** Data for this task **
──────────────────────────────
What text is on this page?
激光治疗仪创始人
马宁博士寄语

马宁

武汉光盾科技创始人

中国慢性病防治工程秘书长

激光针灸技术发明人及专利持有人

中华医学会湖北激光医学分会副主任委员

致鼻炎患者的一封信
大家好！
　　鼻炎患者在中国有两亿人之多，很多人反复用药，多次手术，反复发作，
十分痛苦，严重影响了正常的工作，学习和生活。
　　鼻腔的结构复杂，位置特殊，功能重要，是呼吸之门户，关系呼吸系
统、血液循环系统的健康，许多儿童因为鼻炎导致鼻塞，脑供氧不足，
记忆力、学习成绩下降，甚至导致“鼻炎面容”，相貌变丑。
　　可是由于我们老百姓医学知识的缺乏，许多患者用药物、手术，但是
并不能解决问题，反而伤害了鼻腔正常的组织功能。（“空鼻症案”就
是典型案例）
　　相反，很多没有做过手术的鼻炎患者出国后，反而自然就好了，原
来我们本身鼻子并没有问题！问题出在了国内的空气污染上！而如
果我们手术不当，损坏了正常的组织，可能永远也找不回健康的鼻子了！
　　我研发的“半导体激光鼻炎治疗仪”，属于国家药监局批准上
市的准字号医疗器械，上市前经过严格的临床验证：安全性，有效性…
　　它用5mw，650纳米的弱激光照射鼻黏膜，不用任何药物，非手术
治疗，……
──────────────────────────────
** Task to carry out **
Restate the listing above word for word.

** Exercise result **
What text is on this page?
激光治疗仪创始人
马宁博士寄语

马宁

武汉光盾科技创始人

中国慢性病防治工程秘书长

激光针灸技术发明人及专利持有人

中华医学会湖北激光医学分会副主任委员

致鼻炎患者的一封信
大家好！
　　鼻炎患者在中国有两亿人之多，很多人反复用药，多次手术，反复发作，
十分痛苦，严重影响了正常的工作，学习和生活。
　　鼻腔的结构复杂，位置特殊，功能重要，是呼吸之门户，关系呼吸系
统、血液循环系统的健康，许多儿童因为鼻炎导致鼻塞，脑供氧不足，
记忆力、学习成绩下降，甚至导致“鼻炎面容”，相貌变丑。
　　可是由于我们老百姓医学知识的缺乏，许多患者用药物、手术，但是
并不能解决问题，反而伤害了鼻腔正常的组织功能。（“空鼻症案”就
是典型案例）
　　相反，很多没有做过手术的鼻炎患者出国后，反而自然就好了，原
来我们本身鼻子并没有问题！问题出在了国内的空气污染上！而如
果我们手术不当，损坏了正常的组织，可能永远也找不回健康的鼻子了！
　　我研发的“半导体激光鼻炎治疗仪”，属于国家药监局批准上
市的准字号医疗器械，上市前经过严格的临床验证：安全性，有效性…
　　它用5mw，650纳米的弱激光照射鼻黏膜，不用任何药物，非手术
治疗，……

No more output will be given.